-------- Data supplied

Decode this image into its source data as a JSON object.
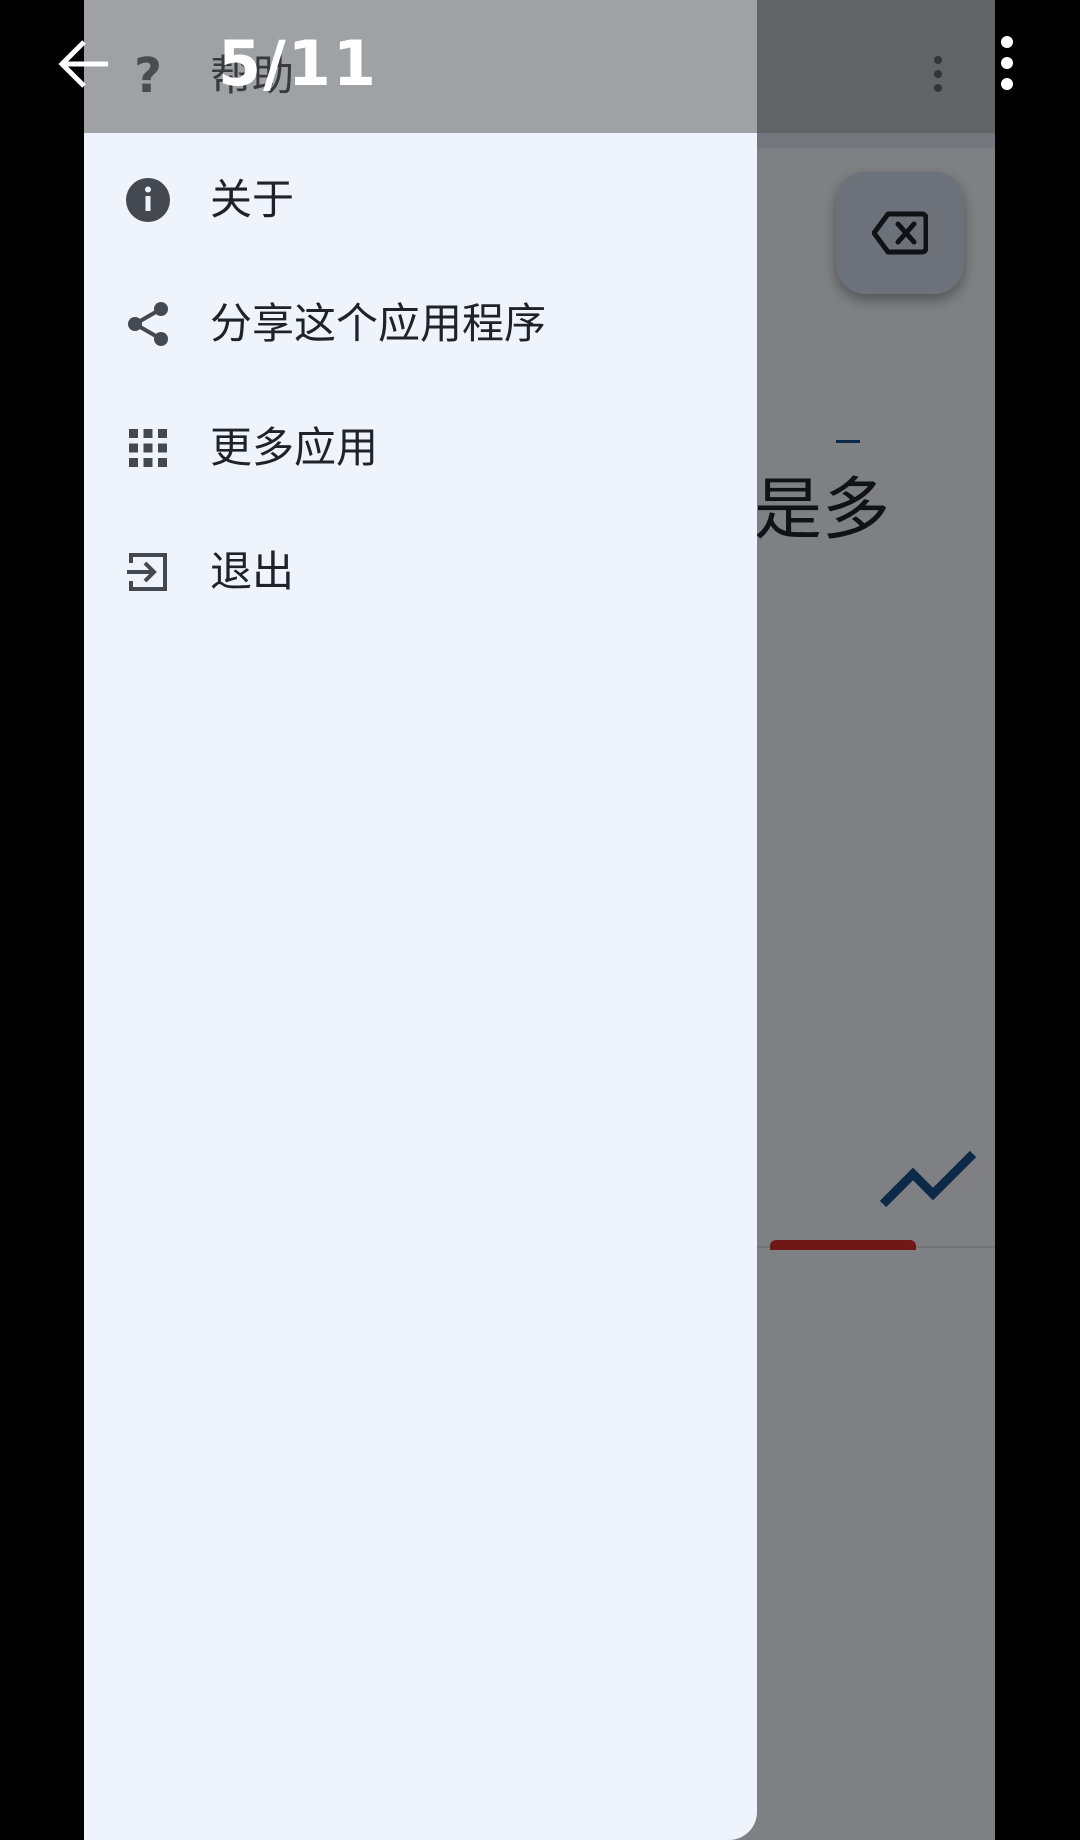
{
  "viewer": {
    "counter": "5/11"
  },
  "background": {
    "partial_text": "是多"
  },
  "drawer": {
    "items": [
      {
        "label": "帮助",
        "icon": "help-icon"
      },
      {
        "label": "关于",
        "icon": "info-icon"
      },
      {
        "label": "分享这个应用程序",
        "icon": "share-icon"
      },
      {
        "label": "更多应用",
        "icon": "apps-grid-icon"
      },
      {
        "label": "退出",
        "icon": "exit-icon"
      }
    ]
  },
  "colors": {
    "drawer_bg": "#eff3fb",
    "icon": "#444850",
    "text": "#1f2329",
    "tab_indicator": "#d32f2f",
    "trend": "#1a4f8a"
  }
}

----------------

▶ Task requirements: Set down every record once more, word for word, without pictures.

▶ Completed task:
Decode this image into its source data as a JSON object.
{
  "viewer": {
    "counter": "5/11"
  },
  "background": {
    "partial_text": "是多"
  },
  "drawer": {
    "items": [
      {
        "label": "帮助",
        "icon": "help-icon"
      },
      {
        "label": "关于",
        "icon": "info-icon"
      },
      {
        "label": "分享这个应用程序",
        "icon": "share-icon"
      },
      {
        "label": "更多应用",
        "icon": "apps-grid-icon"
      },
      {
        "label": "退出",
        "icon": "exit-icon"
      }
    ]
  },
  "colors": {
    "drawer_bg": "#eff3fb",
    "icon": "#444850",
    "text": "#1f2329",
    "tab_indicator": "#d32f2f",
    "trend": "#1a4f8a"
  }
}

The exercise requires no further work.